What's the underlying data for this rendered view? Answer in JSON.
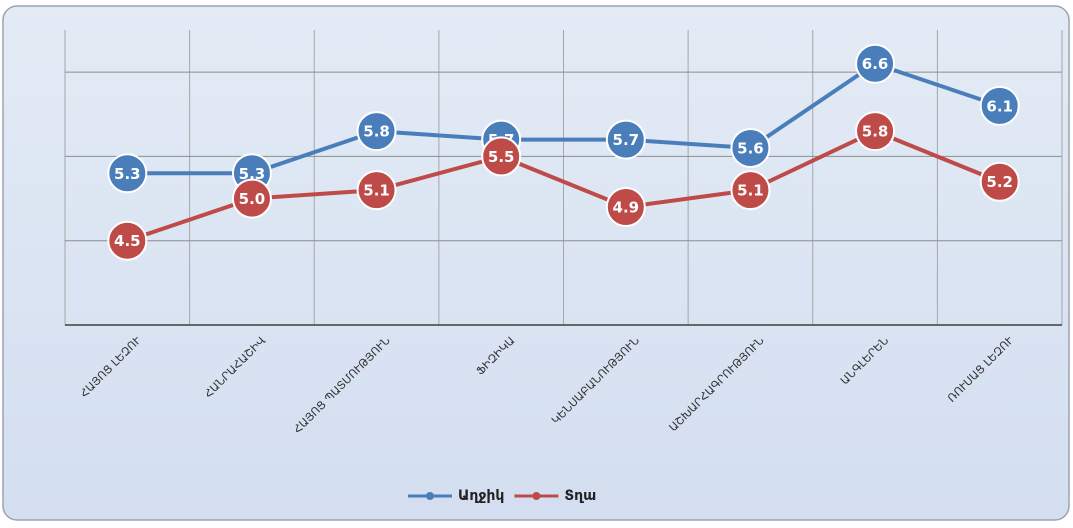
{
  "chart_data": {
    "type": "line",
    "categories": [
      "ՀԱՅՈՑ ԼԵԶՈՒ",
      "ՀԱՆՐԱՀԱՇԻՎ",
      "ՀԱՅՈՑ ՊԱՏՄՈՒԹՅՈՒՆ",
      "ՖԻԶԻԿԱ",
      "ԿԵՆՍԱԲԱՆՈՒԹՅՈՒՆ",
      "ԱՇԽԱՐՀԱԳՐՈՒԹՅՈՒՆ",
      "ԱՆԳԼԵՐԵՆ",
      "ՌՈՒՍԱՑ ԼԵԶՈՒ"
    ],
    "series": [
      {
        "name": "Աղջիկ",
        "color": "#4a7ebb",
        "values": [
          5.3,
          5.3,
          5.8,
          5.7,
          5.7,
          5.6,
          6.6,
          6.1
        ],
        "value_labels": [
          "5.3",
          "5.3",
          "5.8",
          "5.7",
          "5.7",
          "5.6",
          "6.6",
          "6.1"
        ]
      },
      {
        "name": "Տղա",
        "color": "#be4b48",
        "values": [
          4.5,
          5.0,
          5.1,
          5.5,
          4.9,
          5.1,
          5.8,
          5.2
        ],
        "value_labels": [
          "4.5",
          "5.0",
          "5.1",
          "5.5",
          "4.9",
          "5.1",
          "5.8",
          "5.2"
        ]
      }
    ],
    "ylim": [
      3.5,
      7
    ],
    "yticks": [
      3.5,
      4.5,
      5.5,
      6.5
    ],
    "grid": true,
    "legend": "bottom"
  }
}
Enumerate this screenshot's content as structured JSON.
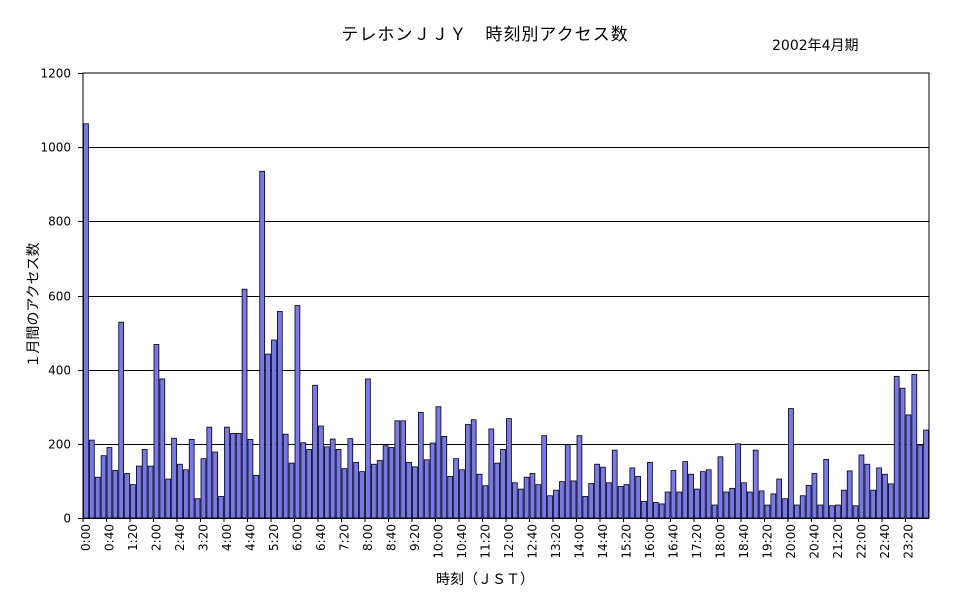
{
  "chart_data": {
    "type": "bar",
    "title": "テレホンＪＪＹ　時刻別アクセス数",
    "subtitle": "2002年4月期",
    "xlabel": "時刻（ＪＳＴ）",
    "ylabel": "１月間のアクセス数",
    "ylim": [
      0,
      1200
    ],
    "yticks": [
      0,
      200,
      400,
      600,
      800,
      1000,
      1200
    ],
    "grid": true,
    "bar_color": "#7777ee",
    "categories": [
      "0:00",
      "0:10",
      "0:20",
      "0:30",
      "0:40",
      "0:50",
      "1:00",
      "1:10",
      "1:20",
      "1:30",
      "1:40",
      "1:50",
      "2:00",
      "2:10",
      "2:20",
      "2:30",
      "2:40",
      "2:50",
      "3:00",
      "3:10",
      "3:20",
      "3:30",
      "3:40",
      "3:50",
      "4:00",
      "4:10",
      "4:20",
      "4:30",
      "4:40",
      "4:50",
      "5:00",
      "5:10",
      "5:20",
      "5:30",
      "5:40",
      "5:50",
      "6:00",
      "6:10",
      "6:20",
      "6:30",
      "6:40",
      "6:50",
      "7:00",
      "7:10",
      "7:20",
      "7:30",
      "7:40",
      "7:50",
      "8:00",
      "8:10",
      "8:20",
      "8:30",
      "8:40",
      "8:50",
      "9:00",
      "9:10",
      "9:20",
      "9:30",
      "9:40",
      "9:50",
      "10:00",
      "10:10",
      "10:20",
      "10:30",
      "10:40",
      "10:50",
      "11:00",
      "11:10",
      "11:20",
      "11:30",
      "11:40",
      "11:50",
      "12:00",
      "12:10",
      "12:20",
      "12:30",
      "12:40",
      "12:50",
      "13:00",
      "13:10",
      "13:20",
      "13:30",
      "13:40",
      "13:50",
      "14:00",
      "14:10",
      "14:20",
      "14:30",
      "14:40",
      "14:50",
      "15:00",
      "15:10",
      "15:20",
      "15:30",
      "15:40",
      "15:50",
      "16:00",
      "16:10",
      "16:20",
      "16:30",
      "16:40",
      "16:50",
      "17:00",
      "17:10",
      "17:20",
      "17:30",
      "17:40",
      "17:50",
      "18:00",
      "18:10",
      "18:20",
      "18:30",
      "18:40",
      "18:50",
      "19:00",
      "19:10",
      "19:20",
      "19:30",
      "19:40",
      "19:50",
      "20:00",
      "20:10",
      "20:20",
      "20:30",
      "20:40",
      "20:50",
      "21:00",
      "21:10",
      "21:20",
      "21:30",
      "21:40",
      "21:50",
      "22:00",
      "22:10",
      "22:20",
      "22:30",
      "22:40",
      "22:50",
      "23:00",
      "23:10",
      "23:20",
      "23:30",
      "23:40",
      "23:50"
    ],
    "tick_labels": [
      "0:00",
      "0:40",
      "1:20",
      "2:00",
      "2:40",
      "3:20",
      "4:00",
      "4:40",
      "5:20",
      "6:00",
      "6:40",
      "7:20",
      "8:00",
      "8:40",
      "9:20",
      "10:00",
      "10:40",
      "11:20",
      "12:00",
      "12:40",
      "13:20",
      "14:00",
      "14:40",
      "15:20",
      "16:00",
      "16:40",
      "17:20",
      "18:00",
      "18:40",
      "19:20",
      "20:00",
      "20:40",
      "21:20",
      "22:00",
      "22:40",
      "23:20"
    ],
    "values": [
      1063,
      210,
      110,
      168,
      190,
      128,
      528,
      120,
      90,
      140,
      185,
      140,
      468,
      375,
      105,
      215,
      145,
      130,
      212,
      52,
      160,
      245,
      178,
      58,
      245,
      228,
      228,
      617,
      212,
      115,
      935,
      442,
      480,
      557,
      226,
      148,
      573,
      203,
      185,
      358,
      248,
      192,
      213,
      185,
      133,
      214,
      150,
      125,
      375,
      145,
      155,
      195,
      190,
      262,
      262,
      150,
      138,
      285,
      157,
      202,
      300,
      220,
      112,
      160,
      130,
      252,
      265,
      118,
      87,
      240,
      148,
      185,
      268,
      95,
      78,
      110,
      120,
      90,
      222,
      60,
      75,
      98,
      198,
      100,
      222,
      58,
      93,
      145,
      137,
      95,
      183,
      85,
      90,
      135,
      112,
      45,
      150,
      42,
      38,
      70,
      128,
      70,
      152,
      118,
      78,
      125,
      130,
      35,
      165,
      70,
      80,
      200,
      95,
      70,
      183,
      73,
      35,
      65,
      105,
      52,
      295,
      35,
      60,
      88,
      120,
      35,
      158,
      33,
      35,
      75,
      127,
      33,
      170,
      145,
      75,
      135,
      118,
      92,
      382,
      350,
      278,
      387,
      195,
      237
    ]
  }
}
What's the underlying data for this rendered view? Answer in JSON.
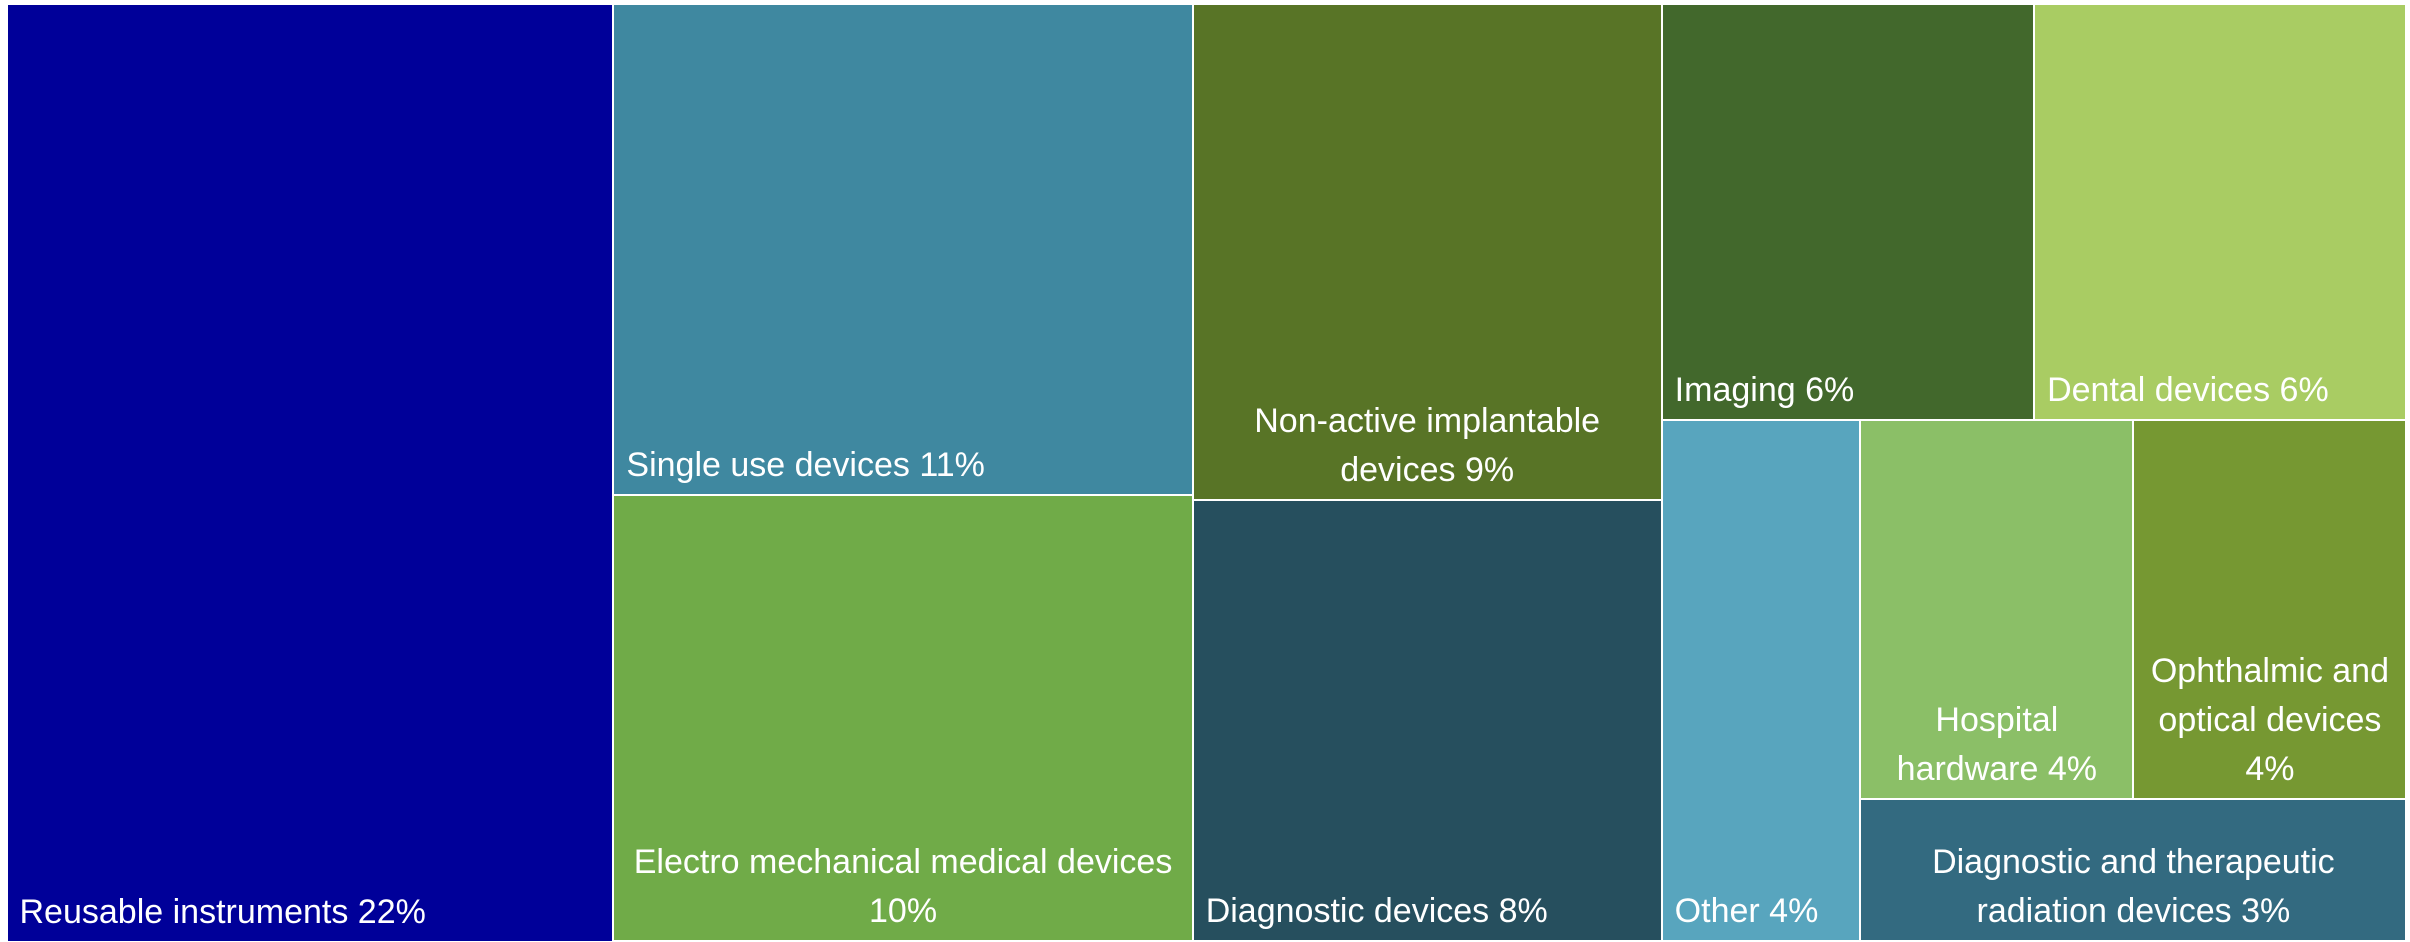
^^^^
Exercise. Transcribe all the lines above exactly, apart from the pictures.

Solution to this task.
What's the underlying data for this rendered view? Answer in JSON.
{
  "chart_data": {
    "type": "line",
    "categories": [
      "ՀԱՅՈՑ ԼԵԶՈՒ",
      "ՀԱՆՐԱՀԱՇԻՎ",
      "ՀԱՅՈՑ ՊԱՏՄՈՒԹՅՈՒՆ",
      "ՖԻԶԻԿԱ",
      "ԿԵՆՍԱԲԱՆՈՒԹՅՈՒՆ",
      "ԱՇԽԱՐՀԱԳՐՈՒԹՅՈՒՆ",
      "ԱՆԳԼԵՐԵՆ",
      "ՌՈՒՍԱՑ ԼԵԶՈՒ"
    ],
    "series": [
      {
        "name": "Աղջիկ",
        "color": "#4a7ebb",
        "values": [
          5.3,
          5.3,
          5.8,
          5.7,
          5.7,
          5.6,
          6.6,
          6.1
        ],
        "value_labels": [
          "5.3",
          "5.3",
          "5.8",
          "5.7",
          "5.7",
          "5.6",
          "6.6",
          "6.1"
        ]
      },
      {
        "name": "Տղա",
        "color": "#be4b48",
        "values": [
          4.5,
          5.0,
          5.1,
          5.5,
          4.9,
          5.1,
          5.8,
          5.2
        ],
        "value_labels": [
          "4.5",
          "5.0",
          "5.1",
          "5.5",
          "4.9",
          "5.1",
          "5.8",
          "5.2"
        ]
      }
    ],
    "ylim": [
      3.5,
      7
    ],
    "yticks": [
      3.5,
      4.5,
      5.5,
      6.5
    ],
    "grid": true,
    "legend": "bottom"
  }
}
Enumerate this screenshot's content as structured JSON.
{
  "chart_data": {
    "type": "bar",
    "title": "テレホンＪＪＹ　時刻別アクセス数",
    "subtitle": "2002年4月期",
    "xlabel": "時刻（ＪＳＴ）",
    "ylabel": "１月間のアクセス数",
    "ylim": [
      0,
      1200
    ],
    "yticks": [
      0,
      200,
      400,
      600,
      800,
      1000,
      1200
    ],
    "grid": true,
    "bar_color": "#7777ee",
    "categories": [
      "0:00",
      "0:10",
      "0:20",
      "0:30",
      "0:40",
      "0:50",
      "1:00",
      "1:10",
      "1:20",
      "1:30",
      "1:40",
      "1:50",
      "2:00",
      "2:10",
      "2:20",
      "2:30",
      "2:40",
      "2:50",
      "3:00",
      "3:10",
      "3:20",
      "3:30",
      "3:40",
      "3:50",
      "4:00",
      "4:10",
      "4:20",
      "4:30",
      "4:40",
      "4:50",
      "5:00",
      "5:10",
      "5:20",
      "5:30",
      "5:40",
      "5:50",
      "6:00",
      "6:10",
      "6:20",
      "6:30",
      "6:40",
      "6:50",
      "7:00",
      "7:10",
      "7:20",
      "7:30",
      "7:40",
      "7:50",
      "8:00",
      "8:10",
      "8:20",
      "8:30",
      "8:40",
      "8:50",
      "9:00",
      "9:10",
      "9:20",
      "9:30",
      "9:40",
      "9:50",
      "10:00",
      "10:10",
      "10:20",
      "10:30",
      "10:40",
      "10:50",
      "11:00",
      "11:10",
      "11:20",
      "11:30",
      "11:40",
      "11:50",
      "12:00",
      "12:10",
      "12:20",
      "12:30",
      "12:40",
      "12:50",
      "13:00",
      "13:10",
      "13:20",
      "13:30",
      "13:40",
      "13:50",
      "14:00",
      "14:10",
      "14:20",
      "14:30",
      "14:40",
      "14:50",
      "15:00",
      "15:10",
      "15:20",
      "15:30",
      "15:40",
      "15:50",
      "16:00",
      "16:10",
      "16:20",
      "16:30",
      "16:40",
      "16:50",
      "17:00",
      "17:10",
      "17:20",
      "17:30",
      "17:40",
      "17:50",
      "18:00",
      "18:10",
      "18:20",
      "18:30",
      "18:40",
      "18:50",
      "19:00",
      "19:10",
      "19:20",
      "19:30",
      "19:40",
      "19:50",
      "20:00",
      "20:10",
      "20:20",
      "20:30",
      "20:40",
      "20:50",
      "21:00",
      "21:10",
      "21:20",
      "21:30",
      "21:40",
      "21:50",
      "22:00",
      "22:10",
      "22:20",
      "22:30",
      "22:40",
      "22:50",
      "23:00",
      "23:10",
      "23:20",
      "23:30",
      "23:40",
      "23:50"
    ],
    "tick_labels": [
      "0:00",
      "0:40",
      "1:20",
      "2:00",
      "2:40",
      "3:20",
      "4:00",
      "4:40",
      "5:20",
      "6:00",
      "6:40",
      "7:20",
      "8:00",
      "8:40",
      "9:20",
      "10:00",
      "10:40",
      "11:20",
      "12:00",
      "12:40",
      "13:20",
      "14:00",
      "14:40",
      "15:20",
      "16:00",
      "16:40",
      "17:20",
      "18:00",
      "18:40",
      "19:20",
      "20:00",
      "20:40",
      "21:20",
      "22:00",
      "22:40",
      "23:20"
    ],
    "values": [
      1063,
      210,
      110,
      168,
      190,
      128,
      528,
      120,
      90,
      140,
      185,
      140,
      468,
      375,
      105,
      215,
      145,
      130,
      212,
      52,
      160,
      245,
      178,
      58,
      245,
      228,
      228,
      617,
      212,
      115,
      935,
      442,
      480,
      557,
      226,
      148,
      573,
      203,
      185,
      358,
      248,
      192,
      213,
      185,
      133,
      214,
      150,
      125,
      375,
      145,
      155,
      195,
      190,
      262,
      262,
      150,
      138,
      285,
      157,
      202,
      300,
      220,
      112,
      160,
      130,
      252,
      265,
      118,
      87,
      240,
      148,
      185,
      268,
      95,
      78,
      110,
      120,
      90,
      222,
      60,
      75,
      98,
      198,
      100,
      222,
      58,
      93,
      145,
      137,
      95,
      183,
      85,
      90,
      135,
      112,
      45,
      150,
      42,
      38,
      70,
      128,
      70,
      152,
      118,
      78,
      125,
      130,
      35,
      165,
      70,
      80,
      200,
      95,
      70,
      183,
      73,
      35,
      65,
      105,
      52,
      295,
      35,
      60,
      88,
      120,
      35,
      158,
      33,
      35,
      75,
      127,
      33,
      170,
      145,
      75,
      135,
      118,
      92,
      382,
      350,
      278,
      387,
      195,
      237
    ]
  }
}
What's the underlying data for this rendered view? Answer in JSON.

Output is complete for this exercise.